What you need to do
Only lines with the string "arrow" matter here; gather them from the material below.

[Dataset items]

______________________________

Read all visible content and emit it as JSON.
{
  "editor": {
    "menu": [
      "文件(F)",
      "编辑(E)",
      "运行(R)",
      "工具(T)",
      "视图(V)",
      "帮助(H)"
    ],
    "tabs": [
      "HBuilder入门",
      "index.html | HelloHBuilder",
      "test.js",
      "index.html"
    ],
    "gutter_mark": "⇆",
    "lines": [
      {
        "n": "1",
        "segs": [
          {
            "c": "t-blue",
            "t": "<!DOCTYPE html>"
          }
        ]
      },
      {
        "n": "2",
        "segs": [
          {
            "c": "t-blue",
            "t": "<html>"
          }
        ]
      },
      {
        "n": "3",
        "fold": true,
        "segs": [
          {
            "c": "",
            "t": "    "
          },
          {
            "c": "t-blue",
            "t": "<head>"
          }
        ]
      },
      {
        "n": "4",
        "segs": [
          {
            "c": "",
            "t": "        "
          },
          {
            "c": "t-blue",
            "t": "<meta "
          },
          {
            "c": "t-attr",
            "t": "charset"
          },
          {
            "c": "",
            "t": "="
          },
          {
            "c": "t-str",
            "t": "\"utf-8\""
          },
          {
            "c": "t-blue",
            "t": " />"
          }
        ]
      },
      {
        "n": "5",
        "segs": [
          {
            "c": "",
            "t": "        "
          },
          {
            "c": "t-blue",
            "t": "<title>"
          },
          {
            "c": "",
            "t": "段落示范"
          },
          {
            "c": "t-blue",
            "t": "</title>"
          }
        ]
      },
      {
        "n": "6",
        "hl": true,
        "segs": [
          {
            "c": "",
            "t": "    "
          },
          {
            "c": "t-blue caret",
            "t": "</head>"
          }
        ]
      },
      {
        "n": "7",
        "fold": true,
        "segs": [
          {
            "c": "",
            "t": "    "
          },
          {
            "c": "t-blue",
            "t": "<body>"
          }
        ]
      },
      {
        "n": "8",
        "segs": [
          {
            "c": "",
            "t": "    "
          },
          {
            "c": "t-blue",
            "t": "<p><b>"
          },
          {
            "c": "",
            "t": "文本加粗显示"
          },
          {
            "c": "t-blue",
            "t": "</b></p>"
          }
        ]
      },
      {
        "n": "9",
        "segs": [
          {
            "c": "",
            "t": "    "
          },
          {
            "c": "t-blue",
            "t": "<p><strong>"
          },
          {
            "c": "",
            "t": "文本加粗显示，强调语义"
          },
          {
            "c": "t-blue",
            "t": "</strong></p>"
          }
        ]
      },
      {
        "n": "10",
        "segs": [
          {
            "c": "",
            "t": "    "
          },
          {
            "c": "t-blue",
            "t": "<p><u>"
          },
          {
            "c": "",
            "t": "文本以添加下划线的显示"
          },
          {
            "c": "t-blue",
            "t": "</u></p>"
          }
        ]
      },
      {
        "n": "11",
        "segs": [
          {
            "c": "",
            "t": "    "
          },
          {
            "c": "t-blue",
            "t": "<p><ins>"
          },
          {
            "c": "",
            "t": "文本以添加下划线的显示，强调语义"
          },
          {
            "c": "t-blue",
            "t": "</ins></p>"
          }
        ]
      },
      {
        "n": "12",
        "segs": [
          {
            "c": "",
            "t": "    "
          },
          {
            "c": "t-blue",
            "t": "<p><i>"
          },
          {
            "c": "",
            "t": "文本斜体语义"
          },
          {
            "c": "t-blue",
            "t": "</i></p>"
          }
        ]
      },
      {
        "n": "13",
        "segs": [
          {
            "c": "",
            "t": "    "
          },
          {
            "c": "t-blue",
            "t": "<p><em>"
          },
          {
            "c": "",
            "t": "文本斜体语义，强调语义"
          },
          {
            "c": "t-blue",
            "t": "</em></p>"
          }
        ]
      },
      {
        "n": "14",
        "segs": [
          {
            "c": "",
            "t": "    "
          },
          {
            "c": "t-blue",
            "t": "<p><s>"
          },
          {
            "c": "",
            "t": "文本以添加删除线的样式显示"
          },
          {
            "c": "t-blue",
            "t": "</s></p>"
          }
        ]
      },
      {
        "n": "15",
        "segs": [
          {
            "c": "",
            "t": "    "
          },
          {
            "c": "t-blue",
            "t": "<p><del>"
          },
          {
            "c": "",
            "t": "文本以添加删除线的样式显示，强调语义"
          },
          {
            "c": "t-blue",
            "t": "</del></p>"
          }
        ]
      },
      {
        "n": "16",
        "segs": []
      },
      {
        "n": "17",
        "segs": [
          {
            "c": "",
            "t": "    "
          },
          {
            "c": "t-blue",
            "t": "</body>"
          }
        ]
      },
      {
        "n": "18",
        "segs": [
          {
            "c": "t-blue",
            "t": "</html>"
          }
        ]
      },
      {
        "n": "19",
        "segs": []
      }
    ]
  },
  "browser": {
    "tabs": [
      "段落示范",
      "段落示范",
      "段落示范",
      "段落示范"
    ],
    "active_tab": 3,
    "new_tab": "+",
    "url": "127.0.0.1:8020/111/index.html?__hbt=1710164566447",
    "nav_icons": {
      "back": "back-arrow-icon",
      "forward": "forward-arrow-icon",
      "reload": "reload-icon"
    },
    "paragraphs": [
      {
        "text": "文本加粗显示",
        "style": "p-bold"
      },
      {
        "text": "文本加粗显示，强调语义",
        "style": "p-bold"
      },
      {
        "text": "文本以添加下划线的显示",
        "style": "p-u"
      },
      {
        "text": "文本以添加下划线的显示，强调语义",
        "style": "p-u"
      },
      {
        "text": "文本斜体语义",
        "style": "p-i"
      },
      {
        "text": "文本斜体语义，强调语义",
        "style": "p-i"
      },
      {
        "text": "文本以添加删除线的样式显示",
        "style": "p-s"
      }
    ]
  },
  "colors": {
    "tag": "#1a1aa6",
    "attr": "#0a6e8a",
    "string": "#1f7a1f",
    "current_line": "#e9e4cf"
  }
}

______________________________

Finished task
      "back": "back-arrow-icon",
      "forward": "forward-arrow-icon",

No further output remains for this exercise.